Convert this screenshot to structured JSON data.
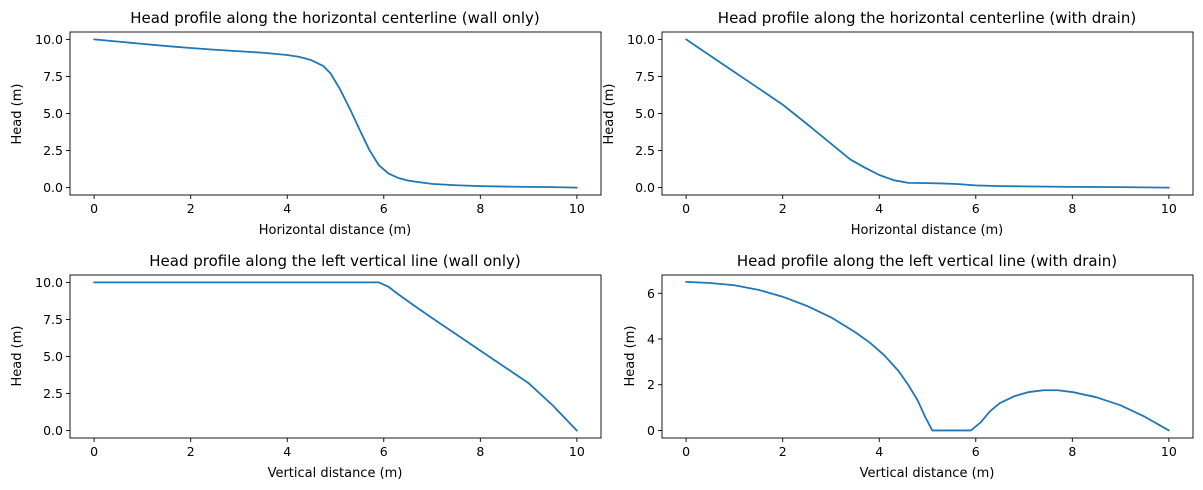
{
  "chart_data": [
    {
      "type": "line",
      "title": "Head profile along the horizontal centerline (wall only)",
      "xlabel": "Horizontal distance (m)",
      "ylabel": "Head (m)",
      "xlim": [
        -0.5,
        10.5
      ],
      "ylim": [
        -0.5,
        10.5
      ],
      "xticks": [
        0,
        2,
        4,
        6,
        8,
        10
      ],
      "xtick_labels": [
        "0",
        "2",
        "4",
        "6",
        "8",
        "10"
      ],
      "yticks": [
        0,
        2.5,
        5,
        7.5,
        10
      ],
      "ytick_labels": [
        "0.0",
        "2.5",
        "5.0",
        "7.5",
        "10.0"
      ],
      "color": "#1f77b4",
      "series": [
        {
          "x": [
            0,
            0.5,
            1,
            1.5,
            2,
            2.5,
            3,
            3.5,
            4,
            4.25,
            4.5,
            4.75,
            4.9,
            5.1,
            5.3,
            5.5,
            5.7,
            5.9,
            6.1,
            6.3,
            6.5,
            6.7,
            7,
            7.5,
            8,
            8.5,
            9,
            9.5,
            10
          ],
          "y": [
            10.0,
            9.85,
            9.7,
            9.55,
            9.42,
            9.3,
            9.2,
            9.1,
            8.95,
            8.82,
            8.6,
            8.2,
            7.7,
            6.6,
            5.3,
            3.9,
            2.55,
            1.5,
            0.95,
            0.65,
            0.48,
            0.38,
            0.25,
            0.16,
            0.1,
            0.07,
            0.05,
            0.03,
            0.0
          ]
        }
      ]
    },
    {
      "type": "line",
      "title": "Head profile along the horizontal centerline (with drain)",
      "xlabel": "Horizontal distance (m)",
      "ylabel": "Head (m)",
      "xlim": [
        -0.5,
        10.5
      ],
      "ylim": [
        -0.5,
        10.5
      ],
      "xticks": [
        0,
        2,
        4,
        6,
        8,
        10
      ],
      "xtick_labels": [
        "0",
        "2",
        "4",
        "6",
        "8",
        "10"
      ],
      "yticks": [
        0,
        2.5,
        5,
        7.5,
        10
      ],
      "ytick_labels": [
        "0.0",
        "2.5",
        "5.0",
        "7.5",
        "10.0"
      ],
      "color": "#1f77b4",
      "series": [
        {
          "x": [
            0,
            0.5,
            1,
            1.5,
            2,
            2.5,
            2.8,
            3.1,
            3.4,
            3.7,
            4,
            4.3,
            4.6,
            5,
            5.3,
            5.6,
            6,
            6.5,
            7,
            8,
            9,
            10
          ],
          "y": [
            10.0,
            8.9,
            7.8,
            6.7,
            5.6,
            4.3,
            3.5,
            2.7,
            1.9,
            1.35,
            0.85,
            0.5,
            0.32,
            0.3,
            0.28,
            0.24,
            0.15,
            0.1,
            0.08,
            0.05,
            0.03,
            0.0
          ]
        }
      ]
    },
    {
      "type": "line",
      "title": "Head profile along the left vertical line (wall only)",
      "xlabel": "Vertical distance (m)",
      "ylabel": "Head (m)",
      "xlim": [
        -0.5,
        10.5
      ],
      "ylim": [
        -0.5,
        10.5
      ],
      "xticks": [
        0,
        2,
        4,
        6,
        8,
        10
      ],
      "xtick_labels": [
        "0",
        "2",
        "4",
        "6",
        "8",
        "10"
      ],
      "yticks": [
        0,
        2.5,
        5,
        7.5,
        10
      ],
      "ytick_labels": [
        "0.0",
        "2.5",
        "5.0",
        "7.5",
        "10.0"
      ],
      "color": "#1f77b4",
      "series": [
        {
          "x": [
            0,
            1,
            2,
            3,
            4,
            5,
            5.9,
            6.1,
            6.3,
            6.6,
            7,
            7.5,
            8,
            8.5,
            9,
            9.5,
            10
          ],
          "y": [
            10.0,
            10.0,
            10.0,
            10.0,
            10.0,
            10.0,
            10.0,
            9.7,
            9.2,
            8.5,
            7.6,
            6.5,
            5.4,
            4.3,
            3.2,
            1.7,
            0.0
          ]
        }
      ]
    },
    {
      "type": "line",
      "title": "Head profile along the left vertical line (with drain)",
      "xlabel": "Vertical distance (m)",
      "ylabel": "Head (m)",
      "xlim": [
        -0.5,
        10.5
      ],
      "ylim": [
        -0.33,
        6.8
      ],
      "xticks": [
        0,
        2,
        4,
        6,
        8,
        10
      ],
      "xtick_labels": [
        "0",
        "2",
        "4",
        "6",
        "8",
        "10"
      ],
      "yticks": [
        0,
        2,
        4,
        6
      ],
      "ytick_labels": [
        "0",
        "2",
        "4",
        "6"
      ],
      "color": "#1f77b4",
      "series": [
        {
          "x": [
            0,
            0.5,
            1,
            1.5,
            2,
            2.5,
            3,
            3.5,
            3.8,
            4.1,
            4.4,
            4.6,
            4.8,
            4.95,
            5.1,
            5.5,
            5.9,
            6.1,
            6.3,
            6.5,
            6.8,
            7.1,
            7.4,
            7.7,
            8,
            8.5,
            9,
            9.5,
            10
          ],
          "y": [
            6.5,
            6.45,
            6.35,
            6.15,
            5.85,
            5.45,
            4.95,
            4.3,
            3.85,
            3.3,
            2.6,
            2.0,
            1.3,
            0.6,
            0.0,
            0.0,
            0.0,
            0.35,
            0.85,
            1.2,
            1.5,
            1.68,
            1.76,
            1.76,
            1.68,
            1.45,
            1.1,
            0.6,
            0.0
          ]
        }
      ]
    }
  ]
}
-- -- --
→ **THE EXERCISE**
In the listing, how many lines hold "only"? Answer with a bare number.

→ **WRITTEN SOLUTION**
2